- **THE RECORDS**:

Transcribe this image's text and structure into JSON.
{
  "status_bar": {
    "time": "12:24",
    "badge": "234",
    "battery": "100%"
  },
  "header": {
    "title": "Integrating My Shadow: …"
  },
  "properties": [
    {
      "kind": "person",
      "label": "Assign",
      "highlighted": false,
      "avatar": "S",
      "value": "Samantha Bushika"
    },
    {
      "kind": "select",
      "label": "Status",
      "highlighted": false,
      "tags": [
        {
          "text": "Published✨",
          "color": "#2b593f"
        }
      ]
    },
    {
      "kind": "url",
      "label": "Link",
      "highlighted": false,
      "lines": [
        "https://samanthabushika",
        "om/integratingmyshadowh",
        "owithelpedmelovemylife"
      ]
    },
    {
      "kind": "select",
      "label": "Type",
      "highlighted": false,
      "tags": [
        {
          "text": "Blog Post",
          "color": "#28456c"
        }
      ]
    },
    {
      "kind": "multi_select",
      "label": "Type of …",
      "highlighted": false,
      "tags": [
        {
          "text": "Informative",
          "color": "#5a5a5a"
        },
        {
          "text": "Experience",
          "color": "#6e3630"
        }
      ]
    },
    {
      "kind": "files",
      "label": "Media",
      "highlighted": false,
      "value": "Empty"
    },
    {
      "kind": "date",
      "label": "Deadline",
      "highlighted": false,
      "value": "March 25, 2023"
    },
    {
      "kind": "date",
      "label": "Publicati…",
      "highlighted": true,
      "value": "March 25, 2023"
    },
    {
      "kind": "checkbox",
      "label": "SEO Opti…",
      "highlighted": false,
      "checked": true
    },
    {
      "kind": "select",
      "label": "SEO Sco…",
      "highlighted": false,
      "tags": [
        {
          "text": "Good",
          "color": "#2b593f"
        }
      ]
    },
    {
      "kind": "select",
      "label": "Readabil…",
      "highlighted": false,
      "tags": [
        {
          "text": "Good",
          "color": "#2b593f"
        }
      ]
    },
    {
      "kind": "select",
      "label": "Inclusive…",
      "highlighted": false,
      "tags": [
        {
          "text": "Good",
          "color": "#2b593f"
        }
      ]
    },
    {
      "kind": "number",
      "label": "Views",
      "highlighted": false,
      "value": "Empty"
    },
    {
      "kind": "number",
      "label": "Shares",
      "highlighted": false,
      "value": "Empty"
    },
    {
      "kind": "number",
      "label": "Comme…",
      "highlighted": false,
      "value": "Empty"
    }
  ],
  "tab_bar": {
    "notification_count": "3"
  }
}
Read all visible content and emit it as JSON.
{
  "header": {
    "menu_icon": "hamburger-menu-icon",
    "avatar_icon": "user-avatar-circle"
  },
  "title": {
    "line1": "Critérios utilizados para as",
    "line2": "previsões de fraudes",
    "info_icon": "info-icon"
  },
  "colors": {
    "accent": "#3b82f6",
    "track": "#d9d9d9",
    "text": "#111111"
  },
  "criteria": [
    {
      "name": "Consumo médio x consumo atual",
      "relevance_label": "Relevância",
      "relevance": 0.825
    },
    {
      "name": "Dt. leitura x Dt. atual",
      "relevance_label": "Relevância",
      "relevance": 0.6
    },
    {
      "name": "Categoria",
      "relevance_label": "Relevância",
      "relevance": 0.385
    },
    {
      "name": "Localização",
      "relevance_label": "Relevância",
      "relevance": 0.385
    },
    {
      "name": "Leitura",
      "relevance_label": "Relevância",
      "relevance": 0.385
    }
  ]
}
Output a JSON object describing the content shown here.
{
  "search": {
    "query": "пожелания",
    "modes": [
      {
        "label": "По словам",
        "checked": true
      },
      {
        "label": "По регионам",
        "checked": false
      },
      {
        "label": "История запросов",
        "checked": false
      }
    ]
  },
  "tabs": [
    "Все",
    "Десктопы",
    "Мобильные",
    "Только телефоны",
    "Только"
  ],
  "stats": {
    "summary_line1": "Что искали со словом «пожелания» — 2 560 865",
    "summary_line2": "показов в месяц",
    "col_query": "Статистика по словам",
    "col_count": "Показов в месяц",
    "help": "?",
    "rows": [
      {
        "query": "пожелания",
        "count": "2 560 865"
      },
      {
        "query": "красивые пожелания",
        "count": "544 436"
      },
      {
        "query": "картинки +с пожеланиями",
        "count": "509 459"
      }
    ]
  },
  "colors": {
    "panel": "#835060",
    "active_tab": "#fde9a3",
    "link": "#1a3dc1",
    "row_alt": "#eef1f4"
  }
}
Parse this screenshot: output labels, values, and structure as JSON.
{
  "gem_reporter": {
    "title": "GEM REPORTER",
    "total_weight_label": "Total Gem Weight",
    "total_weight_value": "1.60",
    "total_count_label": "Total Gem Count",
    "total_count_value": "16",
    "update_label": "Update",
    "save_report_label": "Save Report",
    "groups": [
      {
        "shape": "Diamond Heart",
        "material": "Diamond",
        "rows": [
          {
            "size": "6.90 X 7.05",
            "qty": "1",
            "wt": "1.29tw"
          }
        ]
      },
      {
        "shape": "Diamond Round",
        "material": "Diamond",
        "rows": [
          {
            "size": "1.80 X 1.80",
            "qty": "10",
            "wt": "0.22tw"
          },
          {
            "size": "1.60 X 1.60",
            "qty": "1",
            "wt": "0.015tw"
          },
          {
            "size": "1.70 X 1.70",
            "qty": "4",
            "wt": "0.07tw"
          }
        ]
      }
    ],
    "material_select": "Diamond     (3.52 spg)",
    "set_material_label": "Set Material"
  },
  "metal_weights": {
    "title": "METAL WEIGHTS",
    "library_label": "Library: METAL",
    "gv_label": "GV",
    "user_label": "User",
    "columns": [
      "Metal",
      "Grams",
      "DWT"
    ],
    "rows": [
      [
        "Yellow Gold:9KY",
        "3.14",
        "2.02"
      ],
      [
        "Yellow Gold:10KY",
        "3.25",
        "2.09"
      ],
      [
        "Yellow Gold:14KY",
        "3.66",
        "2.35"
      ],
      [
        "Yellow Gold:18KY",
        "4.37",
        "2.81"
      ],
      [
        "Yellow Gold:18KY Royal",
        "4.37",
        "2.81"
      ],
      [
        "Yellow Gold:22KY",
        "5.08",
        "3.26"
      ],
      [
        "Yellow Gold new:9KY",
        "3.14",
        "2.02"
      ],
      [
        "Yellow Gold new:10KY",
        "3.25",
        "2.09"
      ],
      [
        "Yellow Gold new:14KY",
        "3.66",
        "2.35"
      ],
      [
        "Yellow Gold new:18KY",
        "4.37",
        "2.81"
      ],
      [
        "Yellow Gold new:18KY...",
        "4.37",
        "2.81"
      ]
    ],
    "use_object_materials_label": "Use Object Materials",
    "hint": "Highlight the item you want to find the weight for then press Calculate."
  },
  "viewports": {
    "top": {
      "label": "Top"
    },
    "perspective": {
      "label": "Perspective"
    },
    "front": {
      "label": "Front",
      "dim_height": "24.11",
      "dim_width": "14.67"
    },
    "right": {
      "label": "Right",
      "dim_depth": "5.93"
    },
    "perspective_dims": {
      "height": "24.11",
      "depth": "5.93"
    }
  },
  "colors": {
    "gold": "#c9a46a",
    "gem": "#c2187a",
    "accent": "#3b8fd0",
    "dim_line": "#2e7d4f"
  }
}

- **TASK PROMPT**: Extract all of the data exactly as written.

- **RESULT OF THIS EXERCISE**:
Transcribe this image's text and structure into JSON.
{
  "status_bar": {
    "time": "12:24",
    "badge": "234",
    "battery": "100%"
  },
  "header": {
    "title": "Integrating My Shadow: …"
  },
  "properties": [
    {
      "kind": "person",
      "label": "Assign",
      "highlighted": false,
      "avatar": "S",
      "value": "Samantha Bushika"
    },
    {
      "kind": "select",
      "label": "Status",
      "highlighted": false,
      "tags": [
        {
          "text": "Published✨",
          "color": "#2b593f"
        }
      ]
    },
    {
      "kind": "url",
      "label": "Link",
      "highlighted": false,
      "lines": [
        "https://samanthabushika",
        "om/integratingmyshadowh",
        "owithelpedmelovemylife"
      ]
    },
    {
      "kind": "select",
      "label": "Type",
      "highlighted": false,
      "tags": [
        {
          "text": "Blog Post",
          "color": "#28456c"
        }
      ]
    },
    {
      "kind": "multi_select",
      "label": "Type of …",
      "highlighted": false,
      "tags": [
        {
          "text": "Informative",
          "color": "#5a5a5a"
        },
        {
          "text": "Experience",
          "color": "#6e3630"
        }
      ]
    },
    {
      "kind": "files",
      "label": "Media",
      "highlighted": false,
      "value": "Empty"
    },
    {
      "kind": "date",
      "label": "Deadline",
      "highlighted": false,
      "value": "March 25, 2023"
    },
    {
      "kind": "date",
      "label": "Publicati…",
      "highlighted": true,
      "value": "March 25, 2023"
    },
    {
      "kind": "checkbox",
      "label": "SEO Opti…",
      "highlighted": false,
      "checked": true
    },
    {
      "kind": "select",
      "label": "SEO Sco…",
      "highlighted": false,
      "tags": [
        {
          "text": "Good",
          "color": "#2b593f"
        }
      ]
    },
    {
      "kind": "select",
      "label": "Readabil…",
      "highlighted": false,
      "tags": [
        {
          "text": "Good",
          "color": "#2b593f"
        }
      ]
    },
    {
      "kind": "select",
      "label": "Inclusive…",
      "highlighted": false,
      "tags": [
        {
          "text": "Good",
          "color": "#2b593f"
        }
      ]
    },
    {
      "kind": "number",
      "label": "Views",
      "highlighted": false,
      "value": "Empty"
    },
    {
      "kind": "number",
      "label": "Shares",
      "highlighted": false,
      "value": "Empty"
    },
    {
      "kind": "number",
      "label": "Comme…",
      "highlighted": false,
      "value": "Empty"
    }
  ],
  "tab_bar": {
    "notification_count": "3"
  }
}
Read all visible content and emit it as JSON.
{
  "header": {
    "menu_icon": "hamburger-menu-icon",
    "avatar_icon": "user-avatar-circle"
  },
  "title": {
    "line1": "Critérios utilizados para as",
    "line2": "previsões de fraudes",
    "info_icon": "info-icon"
  },
  "colors": {
    "accent": "#3b82f6",
    "track": "#d9d9d9",
    "text": "#111111"
  },
  "criteria": [
    {
      "name": "Consumo médio x consumo atual",
      "relevance_label": "Relevância",
      "relevance": 0.825
    },
    {
      "name": "Dt. leitura x Dt. atual",
      "relevance_label": "Relevância",
      "relevance": 0.6
    },
    {
      "name": "Categoria",
      "relevance_label": "Relevância",
      "relevance": 0.385
    },
    {
      "name": "Localização",
      "relevance_label": "Relevância",
      "relevance": 0.385
    },
    {
      "name": "Leitura",
      "relevance_label": "Relevância",
      "relevance": 0.385
    }
  ]
}
Output a JSON object describing the content shown here.
{
  "search": {
    "query": "пожелания",
    "modes": [
      {
        "label": "По словам",
        "checked": true
      },
      {
        "label": "По регионам",
        "checked": false
      },
      {
        "label": "История запросов",
        "checked": false
      }
    ]
  },
  "tabs": [
    "Все",
    "Десктопы",
    "Мобильные",
    "Только телефоны",
    "Только"
  ],
  "stats": {
    "summary_line1": "Что искали со словом «пожелания» — 2 560 865",
    "summary_line2": "показов в месяц",
    "col_query": "Статистика по словам",
    "col_count": "Показов в месяц",
    "help": "?",
    "rows": [
      {
        "query": "пожелания",
        "count": "2 560 865"
      },
      {
        "query": "красивые пожелания",
        "count": "544 436"
      },
      {
        "query": "картинки +с пожеланиями",
        "count": "509 459"
      }
    ]
  },
  "colors": {
    "panel": "#835060",
    "active_tab": "#fde9a3",
    "link": "#1a3dc1",
    "row_alt": "#eef1f4"
  }
}
Parse this screenshot: output labels, values, and structure as JSON.
{
  "gem_reporter": {
    "title": "GEM REPORTER",
    "total_weight_label": "Total Gem Weight",
    "total_weight_value": "1.60",
    "total_count_label": "Total Gem Count",
    "total_count_value": "16",
    "update_label": "Update",
    "save_report_label": "Save Report",
    "groups": [
      {
        "shape": "Diamond Heart",
        "material": "Diamond",
        "rows": [
          {
            "size": "6.90 X 7.05",
            "qty": "1",
            "wt": "1.29tw"
          }
        ]
      },
      {
        "shape": "Diamond Round",
        "material": "Diamond",
        "rows": [
          {
            "size": "1.80 X 1.80",
            "qty": "10",
            "wt": "0.22tw"
          },
          {
            "size": "1.60 X 1.60",
            "qty": "1",
            "wt": "0.015tw"
          },
          {
            "size": "1.70 X 1.70",
            "qty": "4",
            "wt": "0.07tw"
          }
        ]
      }
    ],
    "material_select": "Diamond     (3.52 spg)",
    "set_material_label": "Set Material"
  },
  "metal_weights": {
    "title": "METAL WEIGHTS",
    "library_label": "Library: METAL",
    "gv_label": "GV",
    "user_label": "User",
    "columns": [
      "Metal",
      "Grams",
      "DWT"
    ],
    "rows": [
      [
        "Yellow Gold:9KY",
        "3.14",
        "2.02"
      ],
      [
        "Yellow Gold:10KY",
        "3.25",
        "2.09"
      ],
      [
        "Yellow Gold:14KY",
        "3.66",
        "2.35"
      ],
      [
        "Yellow Gold:18KY",
        "4.37",
        "2.81"
      ],
      [
        "Yellow Gold:18KY Royal",
        "4.37",
        "2.81"
      ],
      [
        "Yellow Gold:22KY",
        "5.08",
        "3.26"
      ],
      [
        "Yellow Gold new:9KY",
        "3.14",
        "2.02"
      ],
      [
        "Yellow Gold new:10KY",
        "3.25",
        "2.09"
      ],
      [
        "Yellow Gold new:14KY",
        "3.66",
        "2.35"
      ],
      [
        "Yellow Gold new:18KY",
        "4.37",
        "2.81"
      ],
      [
        "Yellow Gold new:18KY...",
        "4.37",
        "2.81"
      ]
    ],
    "use_object_materials_label": "Use Object Materials",
    "hint": "Highlight the item you want to find the weight for then press Calculate."
  },
  "viewports": {
    "top": {
      "label": "Top"
    },
    "perspective": {
      "label": "Perspective"
    },
    "front": {
      "label": "Front",
      "dim_height": "24.11",
      "dim_width": "14.67"
    },
    "right": {
      "label": "Right",
      "dim_depth": "5.93"
    },
    "perspective_dims": {
      "height": "24.11",
      "depth": "5.93"
    }
  },
  "colors": {
    "gold": "#c9a46a",
    "gem": "#c2187a",
    "accent": "#3b8fd0",
    "dim_line": "#2e7d4f"
  }
}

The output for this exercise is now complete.